GIVEN DATA:
[BEGIN]
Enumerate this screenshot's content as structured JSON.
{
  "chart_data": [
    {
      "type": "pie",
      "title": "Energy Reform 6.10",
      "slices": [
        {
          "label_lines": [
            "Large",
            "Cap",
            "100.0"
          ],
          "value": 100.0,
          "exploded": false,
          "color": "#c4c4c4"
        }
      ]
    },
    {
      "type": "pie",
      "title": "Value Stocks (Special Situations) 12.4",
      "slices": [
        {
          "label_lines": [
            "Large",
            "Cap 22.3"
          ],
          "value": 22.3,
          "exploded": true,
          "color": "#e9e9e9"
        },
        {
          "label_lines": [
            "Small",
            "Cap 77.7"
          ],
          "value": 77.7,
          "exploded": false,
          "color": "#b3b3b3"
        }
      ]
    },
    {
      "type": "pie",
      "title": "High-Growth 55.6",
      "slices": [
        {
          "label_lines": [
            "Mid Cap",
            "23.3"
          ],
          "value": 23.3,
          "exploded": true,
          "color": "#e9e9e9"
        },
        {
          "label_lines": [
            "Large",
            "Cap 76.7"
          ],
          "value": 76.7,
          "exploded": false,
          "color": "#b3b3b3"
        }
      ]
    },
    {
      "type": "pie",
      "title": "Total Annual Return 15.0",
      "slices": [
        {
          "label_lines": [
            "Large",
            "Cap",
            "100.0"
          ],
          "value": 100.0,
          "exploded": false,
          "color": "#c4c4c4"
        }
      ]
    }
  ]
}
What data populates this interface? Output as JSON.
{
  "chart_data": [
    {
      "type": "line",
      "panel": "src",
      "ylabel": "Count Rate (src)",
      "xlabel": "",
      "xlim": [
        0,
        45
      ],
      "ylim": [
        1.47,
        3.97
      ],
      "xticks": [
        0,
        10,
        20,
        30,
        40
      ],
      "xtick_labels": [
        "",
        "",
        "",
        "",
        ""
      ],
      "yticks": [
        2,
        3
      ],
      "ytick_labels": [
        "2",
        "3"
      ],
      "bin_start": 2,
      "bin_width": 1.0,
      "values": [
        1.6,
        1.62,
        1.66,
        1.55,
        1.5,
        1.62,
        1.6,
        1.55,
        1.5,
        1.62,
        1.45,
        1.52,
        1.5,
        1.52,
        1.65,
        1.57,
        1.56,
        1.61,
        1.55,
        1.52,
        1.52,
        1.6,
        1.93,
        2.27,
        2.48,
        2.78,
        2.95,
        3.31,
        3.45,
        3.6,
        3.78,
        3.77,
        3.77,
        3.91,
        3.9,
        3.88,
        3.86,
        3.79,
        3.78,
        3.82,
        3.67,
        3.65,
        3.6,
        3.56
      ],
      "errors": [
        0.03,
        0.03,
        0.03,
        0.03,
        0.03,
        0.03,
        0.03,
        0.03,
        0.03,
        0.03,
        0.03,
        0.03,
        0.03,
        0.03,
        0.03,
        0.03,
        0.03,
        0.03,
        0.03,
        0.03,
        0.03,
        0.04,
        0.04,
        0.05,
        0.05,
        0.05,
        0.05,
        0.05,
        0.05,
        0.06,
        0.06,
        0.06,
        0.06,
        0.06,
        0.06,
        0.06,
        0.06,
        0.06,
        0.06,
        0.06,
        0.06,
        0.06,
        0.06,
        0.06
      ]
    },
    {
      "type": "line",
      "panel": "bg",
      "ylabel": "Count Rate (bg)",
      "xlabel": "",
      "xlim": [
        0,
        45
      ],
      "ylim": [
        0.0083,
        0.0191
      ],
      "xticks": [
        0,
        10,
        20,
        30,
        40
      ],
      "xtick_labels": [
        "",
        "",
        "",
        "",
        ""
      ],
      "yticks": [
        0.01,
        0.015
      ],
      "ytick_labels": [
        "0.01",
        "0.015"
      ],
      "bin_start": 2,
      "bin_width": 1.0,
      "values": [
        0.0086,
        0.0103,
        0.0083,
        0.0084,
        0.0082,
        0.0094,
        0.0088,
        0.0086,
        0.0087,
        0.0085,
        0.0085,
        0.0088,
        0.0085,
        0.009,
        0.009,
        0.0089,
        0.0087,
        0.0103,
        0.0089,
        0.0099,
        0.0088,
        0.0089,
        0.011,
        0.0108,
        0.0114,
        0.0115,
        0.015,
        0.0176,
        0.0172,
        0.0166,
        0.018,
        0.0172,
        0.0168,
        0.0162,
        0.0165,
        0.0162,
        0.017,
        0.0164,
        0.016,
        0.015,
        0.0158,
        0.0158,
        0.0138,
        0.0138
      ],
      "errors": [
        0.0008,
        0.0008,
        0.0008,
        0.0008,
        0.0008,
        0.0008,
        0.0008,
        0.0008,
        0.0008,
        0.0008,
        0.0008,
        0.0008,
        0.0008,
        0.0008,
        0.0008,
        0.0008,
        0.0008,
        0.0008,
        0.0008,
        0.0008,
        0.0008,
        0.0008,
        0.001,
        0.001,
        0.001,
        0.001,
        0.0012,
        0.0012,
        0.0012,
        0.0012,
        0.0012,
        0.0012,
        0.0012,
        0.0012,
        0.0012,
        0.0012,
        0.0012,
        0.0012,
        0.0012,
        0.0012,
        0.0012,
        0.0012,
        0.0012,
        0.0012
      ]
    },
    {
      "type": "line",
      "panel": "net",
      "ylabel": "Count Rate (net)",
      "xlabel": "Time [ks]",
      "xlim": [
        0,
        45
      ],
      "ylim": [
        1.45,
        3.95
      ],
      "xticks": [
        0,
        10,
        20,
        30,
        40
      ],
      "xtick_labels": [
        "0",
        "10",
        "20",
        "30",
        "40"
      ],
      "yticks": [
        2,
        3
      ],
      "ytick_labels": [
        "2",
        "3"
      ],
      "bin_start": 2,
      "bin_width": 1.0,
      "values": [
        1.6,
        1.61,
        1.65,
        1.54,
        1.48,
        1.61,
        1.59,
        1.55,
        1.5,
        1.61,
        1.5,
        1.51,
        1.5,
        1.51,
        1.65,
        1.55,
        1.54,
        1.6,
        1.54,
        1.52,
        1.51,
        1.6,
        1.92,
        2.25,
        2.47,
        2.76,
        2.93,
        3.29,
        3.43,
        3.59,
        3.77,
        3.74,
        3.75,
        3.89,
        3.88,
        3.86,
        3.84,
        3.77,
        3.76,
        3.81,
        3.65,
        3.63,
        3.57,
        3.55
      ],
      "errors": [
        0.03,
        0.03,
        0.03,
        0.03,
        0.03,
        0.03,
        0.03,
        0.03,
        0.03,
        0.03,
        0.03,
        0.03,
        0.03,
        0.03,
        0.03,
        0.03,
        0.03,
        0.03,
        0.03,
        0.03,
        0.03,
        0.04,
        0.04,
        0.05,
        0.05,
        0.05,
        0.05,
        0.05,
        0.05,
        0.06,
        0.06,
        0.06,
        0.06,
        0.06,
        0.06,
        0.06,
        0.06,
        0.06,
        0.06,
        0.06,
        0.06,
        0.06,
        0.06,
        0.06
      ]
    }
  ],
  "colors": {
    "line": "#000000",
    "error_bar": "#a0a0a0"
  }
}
[END]
GIVEN TASK: Check each line of the material above for "JSON" and say how many lines contain it, giving the number alone.

RESPONSE: 2